▶ YOUR OBJECTIVE:
All of the entries need to be written out again, exactly as they are.

▶ SUPPLIED INFORMATION:
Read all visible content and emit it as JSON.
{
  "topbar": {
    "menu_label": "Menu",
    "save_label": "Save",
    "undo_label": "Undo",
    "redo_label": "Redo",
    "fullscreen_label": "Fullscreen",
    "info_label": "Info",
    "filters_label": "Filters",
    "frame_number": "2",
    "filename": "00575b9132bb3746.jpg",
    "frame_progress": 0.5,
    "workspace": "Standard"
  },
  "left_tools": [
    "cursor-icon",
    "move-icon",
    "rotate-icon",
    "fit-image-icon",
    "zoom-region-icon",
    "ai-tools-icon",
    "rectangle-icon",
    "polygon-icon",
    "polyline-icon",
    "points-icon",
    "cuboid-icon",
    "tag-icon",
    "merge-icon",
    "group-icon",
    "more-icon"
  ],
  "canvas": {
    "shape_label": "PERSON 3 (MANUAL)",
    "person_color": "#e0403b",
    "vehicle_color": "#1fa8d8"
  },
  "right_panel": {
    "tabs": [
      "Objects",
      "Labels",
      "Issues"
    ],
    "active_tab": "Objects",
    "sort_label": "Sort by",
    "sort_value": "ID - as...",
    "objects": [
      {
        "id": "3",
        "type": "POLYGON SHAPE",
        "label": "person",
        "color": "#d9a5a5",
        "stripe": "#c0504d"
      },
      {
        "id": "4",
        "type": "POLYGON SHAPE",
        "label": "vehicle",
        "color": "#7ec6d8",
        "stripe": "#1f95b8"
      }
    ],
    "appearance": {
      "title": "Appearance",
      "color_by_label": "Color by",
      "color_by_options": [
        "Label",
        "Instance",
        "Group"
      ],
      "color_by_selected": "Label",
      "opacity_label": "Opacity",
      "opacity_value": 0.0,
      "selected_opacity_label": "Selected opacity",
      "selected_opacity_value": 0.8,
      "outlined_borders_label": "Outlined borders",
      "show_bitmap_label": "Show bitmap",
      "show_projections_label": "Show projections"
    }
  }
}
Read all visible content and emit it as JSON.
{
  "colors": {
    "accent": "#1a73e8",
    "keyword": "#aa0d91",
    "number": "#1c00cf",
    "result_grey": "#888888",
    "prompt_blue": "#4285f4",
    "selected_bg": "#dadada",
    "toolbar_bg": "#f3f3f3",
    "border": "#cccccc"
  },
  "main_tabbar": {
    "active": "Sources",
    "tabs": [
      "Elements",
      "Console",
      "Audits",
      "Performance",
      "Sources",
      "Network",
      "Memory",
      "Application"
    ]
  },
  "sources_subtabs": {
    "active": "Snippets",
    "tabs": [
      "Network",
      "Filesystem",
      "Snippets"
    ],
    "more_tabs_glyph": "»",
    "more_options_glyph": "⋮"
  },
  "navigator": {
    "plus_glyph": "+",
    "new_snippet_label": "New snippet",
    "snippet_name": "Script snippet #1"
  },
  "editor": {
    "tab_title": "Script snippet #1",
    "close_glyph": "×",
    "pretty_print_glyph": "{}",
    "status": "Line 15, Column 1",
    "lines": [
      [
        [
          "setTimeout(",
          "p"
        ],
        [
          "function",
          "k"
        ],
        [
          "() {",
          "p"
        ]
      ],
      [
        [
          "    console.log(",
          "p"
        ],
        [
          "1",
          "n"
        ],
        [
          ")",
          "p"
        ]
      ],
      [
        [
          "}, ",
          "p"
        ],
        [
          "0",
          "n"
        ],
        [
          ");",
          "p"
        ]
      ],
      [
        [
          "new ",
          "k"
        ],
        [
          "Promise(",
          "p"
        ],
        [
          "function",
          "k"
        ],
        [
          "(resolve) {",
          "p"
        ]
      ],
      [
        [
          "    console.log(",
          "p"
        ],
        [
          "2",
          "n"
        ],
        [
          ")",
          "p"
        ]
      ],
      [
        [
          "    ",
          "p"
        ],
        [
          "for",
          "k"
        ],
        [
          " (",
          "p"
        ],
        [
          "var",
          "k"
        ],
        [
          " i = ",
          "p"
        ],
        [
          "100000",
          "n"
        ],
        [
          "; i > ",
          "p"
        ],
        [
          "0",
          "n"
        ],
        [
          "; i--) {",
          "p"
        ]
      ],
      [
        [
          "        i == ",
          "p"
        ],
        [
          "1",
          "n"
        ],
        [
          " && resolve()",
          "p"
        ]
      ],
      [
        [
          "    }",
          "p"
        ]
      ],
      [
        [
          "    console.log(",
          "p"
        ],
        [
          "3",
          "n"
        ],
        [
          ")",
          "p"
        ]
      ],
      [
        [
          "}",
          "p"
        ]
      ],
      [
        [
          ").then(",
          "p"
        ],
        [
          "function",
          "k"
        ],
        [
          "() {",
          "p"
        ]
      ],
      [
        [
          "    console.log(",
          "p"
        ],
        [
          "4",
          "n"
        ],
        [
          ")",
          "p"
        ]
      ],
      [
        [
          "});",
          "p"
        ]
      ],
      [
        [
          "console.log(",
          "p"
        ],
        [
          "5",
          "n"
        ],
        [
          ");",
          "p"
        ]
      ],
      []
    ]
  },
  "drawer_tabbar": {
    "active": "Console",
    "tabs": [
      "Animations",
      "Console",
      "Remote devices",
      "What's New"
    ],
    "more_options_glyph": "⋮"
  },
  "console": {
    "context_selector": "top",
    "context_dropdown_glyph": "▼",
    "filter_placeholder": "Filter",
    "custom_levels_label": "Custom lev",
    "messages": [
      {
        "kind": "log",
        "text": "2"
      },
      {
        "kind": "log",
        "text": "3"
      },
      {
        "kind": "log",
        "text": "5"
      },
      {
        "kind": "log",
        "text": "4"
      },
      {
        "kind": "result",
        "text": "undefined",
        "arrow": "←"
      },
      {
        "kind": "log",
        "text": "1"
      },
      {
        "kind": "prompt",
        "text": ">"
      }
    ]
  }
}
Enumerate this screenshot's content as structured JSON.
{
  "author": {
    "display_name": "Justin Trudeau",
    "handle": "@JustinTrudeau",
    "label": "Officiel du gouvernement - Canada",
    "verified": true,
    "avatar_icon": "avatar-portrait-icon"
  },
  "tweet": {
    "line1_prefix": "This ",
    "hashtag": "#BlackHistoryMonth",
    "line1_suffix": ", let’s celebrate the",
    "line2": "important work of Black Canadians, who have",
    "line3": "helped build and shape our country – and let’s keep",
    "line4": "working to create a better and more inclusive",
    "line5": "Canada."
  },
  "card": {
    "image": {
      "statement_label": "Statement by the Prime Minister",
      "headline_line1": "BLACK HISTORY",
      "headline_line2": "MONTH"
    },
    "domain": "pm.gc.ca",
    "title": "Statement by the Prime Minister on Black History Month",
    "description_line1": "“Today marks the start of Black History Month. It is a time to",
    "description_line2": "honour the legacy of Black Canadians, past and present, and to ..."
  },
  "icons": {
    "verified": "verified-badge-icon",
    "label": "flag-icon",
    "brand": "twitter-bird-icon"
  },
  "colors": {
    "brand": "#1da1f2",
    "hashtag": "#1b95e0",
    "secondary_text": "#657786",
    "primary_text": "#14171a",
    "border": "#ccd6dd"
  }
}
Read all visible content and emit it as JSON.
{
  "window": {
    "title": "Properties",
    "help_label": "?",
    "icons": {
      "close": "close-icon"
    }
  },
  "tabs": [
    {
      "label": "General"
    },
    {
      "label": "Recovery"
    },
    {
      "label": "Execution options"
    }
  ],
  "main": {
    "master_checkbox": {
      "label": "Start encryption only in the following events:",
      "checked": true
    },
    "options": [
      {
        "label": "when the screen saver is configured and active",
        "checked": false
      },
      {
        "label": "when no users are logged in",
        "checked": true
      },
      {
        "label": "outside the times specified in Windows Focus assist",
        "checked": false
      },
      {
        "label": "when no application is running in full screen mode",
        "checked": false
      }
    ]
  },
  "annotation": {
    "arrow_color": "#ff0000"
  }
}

▶ ANSWER:
Read all visible content and emit it as JSON.
{
  "topbar": {
    "menu_label": "Menu",
    "save_label": "Save",
    "undo_label": "Undo",
    "redo_label": "Redo",
    "fullscreen_label": "Fullscreen",
    "info_label": "Info",
    "filters_label": "Filters",
    "frame_number": "2",
    "filename": "00575b9132bb3746.jpg",
    "frame_progress": 0.5,
    "workspace": "Standard"
  },
  "left_tools": [
    "cursor-icon",
    "move-icon",
    "rotate-icon",
    "fit-image-icon",
    "zoom-region-icon",
    "ai-tools-icon",
    "rectangle-icon",
    "polygon-icon",
    "polyline-icon",
    "points-icon",
    "cuboid-icon",
    "tag-icon",
    "merge-icon",
    "group-icon",
    "more-icon"
  ],
  "canvas": {
    "shape_label": "PERSON 3 (MANUAL)",
    "person_color": "#e0403b",
    "vehicle_color": "#1fa8d8"
  },
  "right_panel": {
    "tabs": [
      "Objects",
      "Labels",
      "Issues"
    ],
    "active_tab": "Objects",
    "sort_label": "Sort by",
    "sort_value": "ID - as...",
    "objects": [
      {
        "id": "3",
        "type": "POLYGON SHAPE",
        "label": "person",
        "color": "#d9a5a5",
        "stripe": "#c0504d"
      },
      {
        "id": "4",
        "type": "POLYGON SHAPE",
        "label": "vehicle",
        "color": "#7ec6d8",
        "stripe": "#1f95b8"
      }
    ],
    "appearance": {
      "title": "Appearance",
      "color_by_label": "Color by",
      "color_by_options": [
        "Label",
        "Instance",
        "Group"
      ],
      "color_by_selected": "Label",
      "opacity_label": "Opacity",
      "opacity_value": 0.0,
      "selected_opacity_label": "Selected opacity",
      "selected_opacity_value": 0.8,
      "outlined_borders_label": "Outlined borders",
      "show_bitmap_label": "Show bitmap",
      "show_projections_label": "Show projections"
    }
  }
}
Read all visible content and emit it as JSON.
{
  "colors": {
    "accent": "#1a73e8",
    "keyword": "#aa0d91",
    "number": "#1c00cf",
    "result_grey": "#888888",
    "prompt_blue": "#4285f4",
    "selected_bg": "#dadada",
    "toolbar_bg": "#f3f3f3",
    "border": "#cccccc"
  },
  "main_tabbar": {
    "active": "Sources",
    "tabs": [
      "Elements",
      "Console",
      "Audits",
      "Performance",
      "Sources",
      "Network",
      "Memory",
      "Application"
    ]
  },
  "sources_subtabs": {
    "active": "Snippets",
    "tabs": [
      "Network",
      "Filesystem",
      "Snippets"
    ],
    "more_tabs_glyph": "»",
    "more_options_glyph": "⋮"
  },
  "navigator": {
    "plus_glyph": "+",
    "new_snippet_label": "New snippet",
    "snippet_name": "Script snippet #1"
  },
  "editor": {
    "tab_title": "Script snippet #1",
    "close_glyph": "×",
    "pretty_print_glyph": "{}",
    "status": "Line 15, Column 1",
    "lines": [
      [
        [
          "setTimeout(",
          "p"
        ],
        [
          "function",
          "k"
        ],
        [
          "() {",
          "p"
        ]
      ],
      [
        [
          "    console.log(",
          "p"
        ],
        [
          "1",
          "n"
        ],
        [
          ")",
          "p"
        ]
      ],
      [
        [
          "}, ",
          "p"
        ],
        [
          "0",
          "n"
        ],
        [
          ");",
          "p"
        ]
      ],
      [
        [
          "new ",
          "k"
        ],
        [
          "Promise(",
          "p"
        ],
        [
          "function",
          "k"
        ],
        [
          "(resolve) {",
          "p"
        ]
      ],
      [
        [
          "    console.log(",
          "p"
        ],
        [
          "2",
          "n"
        ],
        [
          ")",
          "p"
        ]
      ],
      [
        [
          "    ",
          "p"
        ],
        [
          "for",
          "k"
        ],
        [
          " (",
          "p"
        ],
        [
          "var",
          "k"
        ],
        [
          " i = ",
          "p"
        ],
        [
          "100000",
          "n"
        ],
        [
          "; i > ",
          "p"
        ],
        [
          "0",
          "n"
        ],
        [
          "; i--) {",
          "p"
        ]
      ],
      [
        [
          "        i == ",
          "p"
        ],
        [
          "1",
          "n"
        ],
        [
          " && resolve()",
          "p"
        ]
      ],
      [
        [
          "    }",
          "p"
        ]
      ],
      [
        [
          "    console.log(",
          "p"
        ],
        [
          "3",
          "n"
        ],
        [
          ")",
          "p"
        ]
      ],
      [
        [
          "}",
          "p"
        ]
      ],
      [
        [
          ").then(",
          "p"
        ],
        [
          "function",
          "k"
        ],
        [
          "() {",
          "p"
        ]
      ],
      [
        [
          "    console.log(",
          "p"
        ],
        [
          "4",
          "n"
        ],
        [
          ")",
          "p"
        ]
      ],
      [
        [
          "});",
          "p"
        ]
      ],
      [
        [
          "console.log(",
          "p"
        ],
        [
          "5",
          "n"
        ],
        [
          ");",
          "p"
        ]
      ],
      []
    ]
  },
  "drawer_tabbar": {
    "active": "Console",
    "tabs": [
      "Animations",
      "Console",
      "Remote devices",
      "What's New"
    ],
    "more_options_glyph": "⋮"
  },
  "console": {
    "context_selector": "top",
    "context_dropdown_glyph": "▼",
    "filter_placeholder": "Filter",
    "custom_levels_label": "Custom lev",
    "messages": [
      {
        "kind": "log",
        "text": "2"
      },
      {
        "kind": "log",
        "text": "3"
      },
      {
        "kind": "log",
        "text": "5"
      },
      {
        "kind": "log",
        "text": "4"
      },
      {
        "kind": "result",
        "text": "undefined",
        "arrow": "←"
      },
      {
        "kind": "log",
        "text": "1"
      },
      {
        "kind": "prompt",
        "text": ">"
      }
    ]
  }
}
Enumerate this screenshot's content as structured JSON.
{
  "author": {
    "display_name": "Justin Trudeau",
    "handle": "@JustinTrudeau",
    "label": "Officiel du gouvernement - Canada",
    "verified": true,
    "avatar_icon": "avatar-portrait-icon"
  },
  "tweet": {
    "line1_prefix": "This ",
    "hashtag": "#BlackHistoryMonth",
    "line1_suffix": ", let’s celebrate the",
    "line2": "important work of Black Canadians, who have",
    "line3": "helped build and shape our country – and let’s keep",
    "line4": "working to create a better and more inclusive",
    "line5": "Canada."
  },
  "card": {
    "image": {
      "statement_label": "Statement by the Prime Minister",
      "headline_line1": "BLACK HISTORY",
      "headline_line2": "MONTH"
    },
    "domain": "pm.gc.ca",
    "title": "Statement by the Prime Minister on Black History Month",
    "description_line1": "“Today marks the start of Black History Month. It is a time to",
    "description_line2": "honour the legacy of Black Canadians, past and present, and to ..."
  },
  "icons": {
    "verified": "verified-badge-icon",
    "label": "flag-icon",
    "brand": "twitter-bird-icon"
  },
  "colors": {
    "brand": "#1da1f2",
    "hashtag": "#1b95e0",
    "secondary_text": "#657786",
    "primary_text": "#14171a",
    "border": "#ccd6dd"
  }
}
Read all visible content and emit it as JSON.
{
  "window": {
    "title": "Properties",
    "help_label": "?",
    "icons": {
      "close": "close-icon"
    }
  },
  "tabs": [
    {
      "label": "General"
    },
    {
      "label": "Recovery"
    },
    {
      "label": "Execution options"
    }
  ],
  "main": {
    "master_checkbox": {
      "label": "Start encryption only in the following events:",
      "checked": true
    },
    "options": [
      {
        "label": "when the screen saver is configured and active",
        "checked": false
      },
      {
        "label": "when no users are logged in",
        "checked": true
      },
      {
        "label": "outside the times specified in Windows Focus assist",
        "checked": false
      },
      {
        "label": "when no application is running in full screen mode",
        "checked": false
      }
    ]
  },
  "annotation": {
    "arrow_color": "#ff0000"
  }
}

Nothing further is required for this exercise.